Requirements:
Find the lines holding "following" and copy them.

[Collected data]
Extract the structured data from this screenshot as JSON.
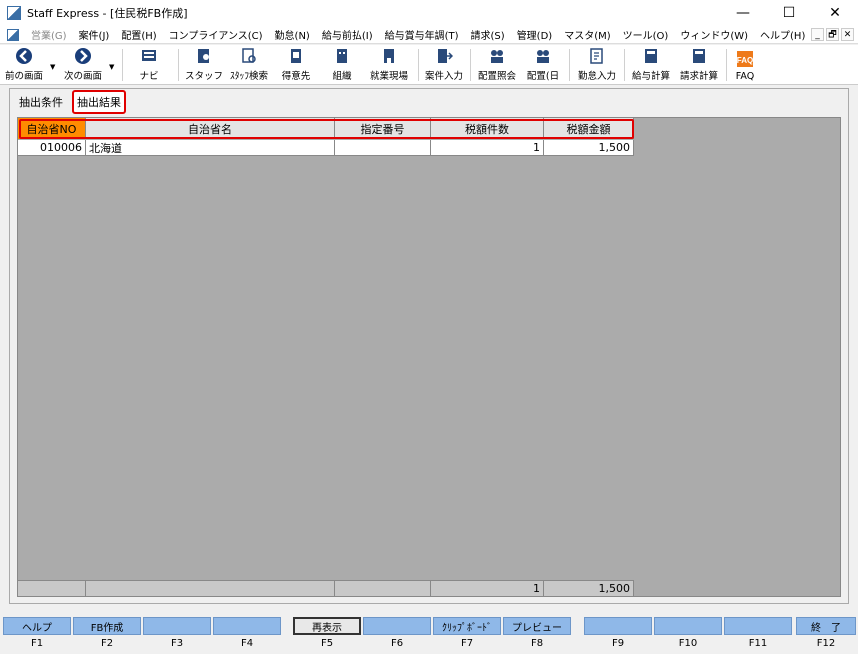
{
  "window": {
    "title": "Staff Express - [住民税FB作成]",
    "minimize": "—",
    "maximize": "☐",
    "close": "✕"
  },
  "menu": [
    {
      "label": "営業(G)",
      "disabled": true
    },
    {
      "label": "案件(J)"
    },
    {
      "label": "配置(H)"
    },
    {
      "label": "コンプライアンス(C)"
    },
    {
      "label": "勤怠(N)"
    },
    {
      "label": "給与前払(I)"
    },
    {
      "label": "給与賞与年調(T)"
    },
    {
      "label": "請求(S)"
    },
    {
      "label": "管理(D)"
    },
    {
      "label": "マスタ(M)"
    },
    {
      "label": "ツール(O)"
    },
    {
      "label": "ウィンドウ(W)"
    },
    {
      "label": "ヘルプ(H)"
    }
  ],
  "mdi_buttons": [
    "_",
    "🗗",
    "✕"
  ],
  "toolbar": {
    "back": "前の画面",
    "forward": "次の画面",
    "navi": "ナビ",
    "staff": "スタッフ",
    "staff_search": "ｽﾀｯﾌ検索",
    "customer": "得意先",
    "organization": "組織",
    "worksite": "就業現場",
    "job_entry": "案件入力",
    "placement_inquiry": "配置照会",
    "placement_day": "配置(日",
    "attendance_entry": "勤怠入力",
    "payroll_calc": "給与計算",
    "billing_calc": "請求計算",
    "faq": "FAQ"
  },
  "tabs": {
    "conditions": "抽出条件",
    "results": "抽出結果"
  },
  "grid": {
    "headers": [
      "自治省NO",
      "自治省名",
      "指定番号",
      "税額件数",
      "税額金額"
    ],
    "rows": [
      [
        "010006",
        "北海道",
        "",
        "1",
        "1,500"
      ]
    ],
    "footer": [
      "",
      "",
      "",
      "1",
      "1,500"
    ]
  },
  "fkeys": [
    {
      "label": "ヘルプ",
      "key": "F1"
    },
    {
      "label": "FB作成",
      "key": "F2"
    },
    {
      "label": "",
      "key": "F3"
    },
    {
      "label": "",
      "key": "F4"
    },
    {
      "label": "再表示",
      "key": "F5"
    },
    {
      "label": "",
      "key": "F6"
    },
    {
      "label": "ｸﾘｯﾌﾟﾎﾞｰﾄﾞ",
      "key": "F7"
    },
    {
      "label": "プレビュー",
      "key": "F8"
    },
    {
      "label": "",
      "key": "F9"
    },
    {
      "label": "",
      "key": "F10"
    },
    {
      "label": "",
      "key": "F11"
    },
    {
      "label": "終　了",
      "key": "F12"
    }
  ],
  "colors": {
    "selected_header": "#ff8c00",
    "highlight_outline": "#e00000",
    "fkey_blue": "#8fb8e8"
  }
}
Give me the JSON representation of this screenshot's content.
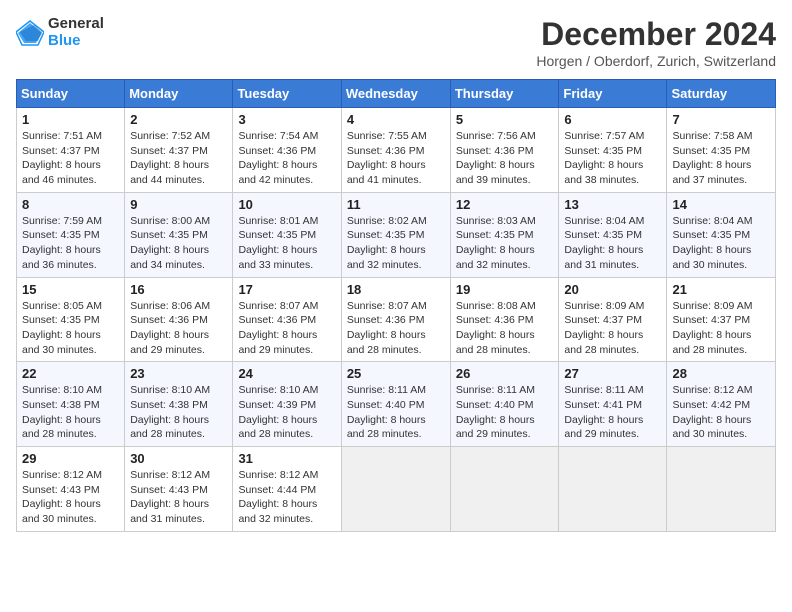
{
  "logo": {
    "general": "General",
    "blue": "Blue"
  },
  "title": {
    "month": "December 2024",
    "location": "Horgen / Oberdorf, Zurich, Switzerland"
  },
  "headers": [
    "Sunday",
    "Monday",
    "Tuesday",
    "Wednesday",
    "Thursday",
    "Friday",
    "Saturday"
  ],
  "weeks": [
    [
      {
        "day": "1",
        "sunrise": "7:51 AM",
        "sunset": "4:37 PM",
        "daylight": "8 hours and 46 minutes."
      },
      {
        "day": "2",
        "sunrise": "7:52 AM",
        "sunset": "4:37 PM",
        "daylight": "8 hours and 44 minutes."
      },
      {
        "day": "3",
        "sunrise": "7:54 AM",
        "sunset": "4:36 PM",
        "daylight": "8 hours and 42 minutes."
      },
      {
        "day": "4",
        "sunrise": "7:55 AM",
        "sunset": "4:36 PM",
        "daylight": "8 hours and 41 minutes."
      },
      {
        "day": "5",
        "sunrise": "7:56 AM",
        "sunset": "4:36 PM",
        "daylight": "8 hours and 39 minutes."
      },
      {
        "day": "6",
        "sunrise": "7:57 AM",
        "sunset": "4:35 PM",
        "daylight": "8 hours and 38 minutes."
      },
      {
        "day": "7",
        "sunrise": "7:58 AM",
        "sunset": "4:35 PM",
        "daylight": "8 hours and 37 minutes."
      }
    ],
    [
      {
        "day": "8",
        "sunrise": "7:59 AM",
        "sunset": "4:35 PM",
        "daylight": "8 hours and 36 minutes."
      },
      {
        "day": "9",
        "sunrise": "8:00 AM",
        "sunset": "4:35 PM",
        "daylight": "8 hours and 34 minutes."
      },
      {
        "day": "10",
        "sunrise": "8:01 AM",
        "sunset": "4:35 PM",
        "daylight": "8 hours and 33 minutes."
      },
      {
        "day": "11",
        "sunrise": "8:02 AM",
        "sunset": "4:35 PM",
        "daylight": "8 hours and 32 minutes."
      },
      {
        "day": "12",
        "sunrise": "8:03 AM",
        "sunset": "4:35 PM",
        "daylight": "8 hours and 32 minutes."
      },
      {
        "day": "13",
        "sunrise": "8:04 AM",
        "sunset": "4:35 PM",
        "daylight": "8 hours and 31 minutes."
      },
      {
        "day": "14",
        "sunrise": "8:04 AM",
        "sunset": "4:35 PM",
        "daylight": "8 hours and 30 minutes."
      }
    ],
    [
      {
        "day": "15",
        "sunrise": "8:05 AM",
        "sunset": "4:35 PM",
        "daylight": "8 hours and 30 minutes."
      },
      {
        "day": "16",
        "sunrise": "8:06 AM",
        "sunset": "4:36 PM",
        "daylight": "8 hours and 29 minutes."
      },
      {
        "day": "17",
        "sunrise": "8:07 AM",
        "sunset": "4:36 PM",
        "daylight": "8 hours and 29 minutes."
      },
      {
        "day": "18",
        "sunrise": "8:07 AM",
        "sunset": "4:36 PM",
        "daylight": "8 hours and 28 minutes."
      },
      {
        "day": "19",
        "sunrise": "8:08 AM",
        "sunset": "4:36 PM",
        "daylight": "8 hours and 28 minutes."
      },
      {
        "day": "20",
        "sunrise": "8:09 AM",
        "sunset": "4:37 PM",
        "daylight": "8 hours and 28 minutes."
      },
      {
        "day": "21",
        "sunrise": "8:09 AM",
        "sunset": "4:37 PM",
        "daylight": "8 hours and 28 minutes."
      }
    ],
    [
      {
        "day": "22",
        "sunrise": "8:10 AM",
        "sunset": "4:38 PM",
        "daylight": "8 hours and 28 minutes."
      },
      {
        "day": "23",
        "sunrise": "8:10 AM",
        "sunset": "4:38 PM",
        "daylight": "8 hours and 28 minutes."
      },
      {
        "day": "24",
        "sunrise": "8:10 AM",
        "sunset": "4:39 PM",
        "daylight": "8 hours and 28 minutes."
      },
      {
        "day": "25",
        "sunrise": "8:11 AM",
        "sunset": "4:40 PM",
        "daylight": "8 hours and 28 minutes."
      },
      {
        "day": "26",
        "sunrise": "8:11 AM",
        "sunset": "4:40 PM",
        "daylight": "8 hours and 29 minutes."
      },
      {
        "day": "27",
        "sunrise": "8:11 AM",
        "sunset": "4:41 PM",
        "daylight": "8 hours and 29 minutes."
      },
      {
        "day": "28",
        "sunrise": "8:12 AM",
        "sunset": "4:42 PM",
        "daylight": "8 hours and 30 minutes."
      }
    ],
    [
      {
        "day": "29",
        "sunrise": "8:12 AM",
        "sunset": "4:43 PM",
        "daylight": "8 hours and 30 minutes."
      },
      {
        "day": "30",
        "sunrise": "8:12 AM",
        "sunset": "4:43 PM",
        "daylight": "8 hours and 31 minutes."
      },
      {
        "day": "31",
        "sunrise": "8:12 AM",
        "sunset": "4:44 PM",
        "daylight": "8 hours and 32 minutes."
      },
      null,
      null,
      null,
      null
    ]
  ],
  "labels": {
    "sunrise": "Sunrise:",
    "sunset": "Sunset:",
    "daylight": "Daylight:"
  }
}
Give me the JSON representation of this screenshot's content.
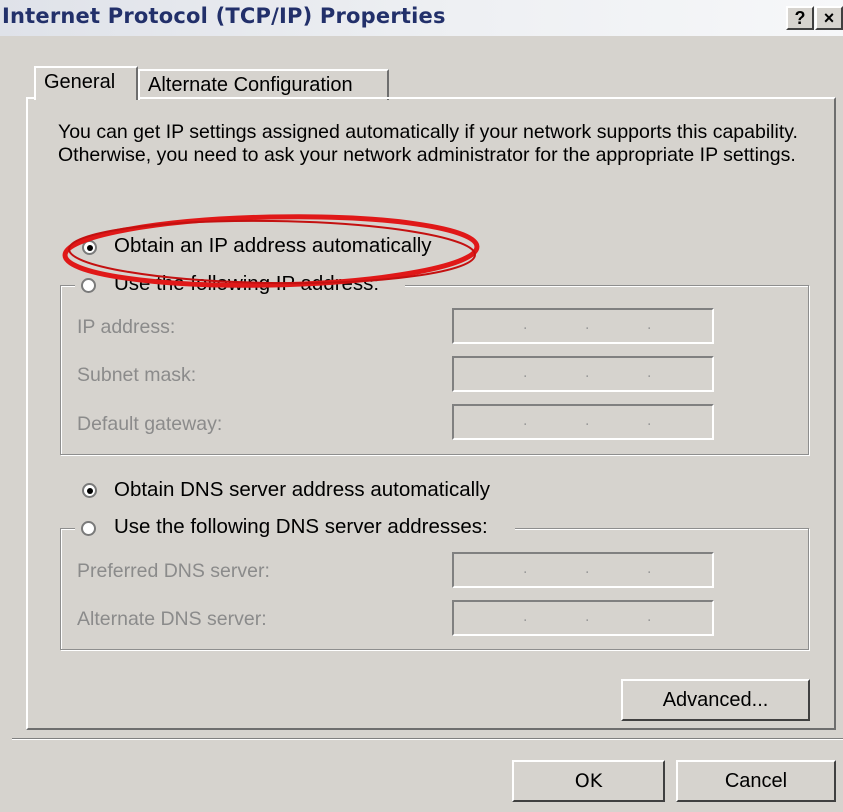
{
  "window": {
    "title": "Internet Protocol (TCP/IP) Properties",
    "help_button": "?",
    "close_button": "×"
  },
  "tabs": [
    {
      "label": "General"
    },
    {
      "label": "Alternate Configuration"
    }
  ],
  "description": "You can get IP settings assigned automatically if your network supports this capability. Otherwise, you need to ask your network administrator for the appropriate IP settings.",
  "ip_section": {
    "auto_option": "Obtain an IP address automatically",
    "manual_option": "Use the following IP address:",
    "selected": "auto",
    "fields": [
      {
        "label": "IP address:",
        "value": ""
      },
      {
        "label": "Subnet mask:",
        "value": ""
      },
      {
        "label": "Default gateway:",
        "value": ""
      }
    ]
  },
  "dns_section": {
    "auto_option": "Obtain DNS server address automatically",
    "manual_option": "Use the following DNS server addresses:",
    "selected": "auto",
    "fields": [
      {
        "label": "Preferred DNS server:",
        "value": ""
      },
      {
        "label": "Alternate DNS server:",
        "value": ""
      }
    ]
  },
  "buttons": {
    "advanced": "Advanced...",
    "ok": "OK",
    "cancel": "Cancel"
  },
  "colors": {
    "dialog_bg": "#d6d3ce",
    "title_text": "#22306a",
    "annotation_ring": "#e01818",
    "disabled_text": "#8b8b8b"
  }
}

Written response:
    "manual_option": "Use the following IP address:",
    "manual_option": "Use the following DNS server addresses:",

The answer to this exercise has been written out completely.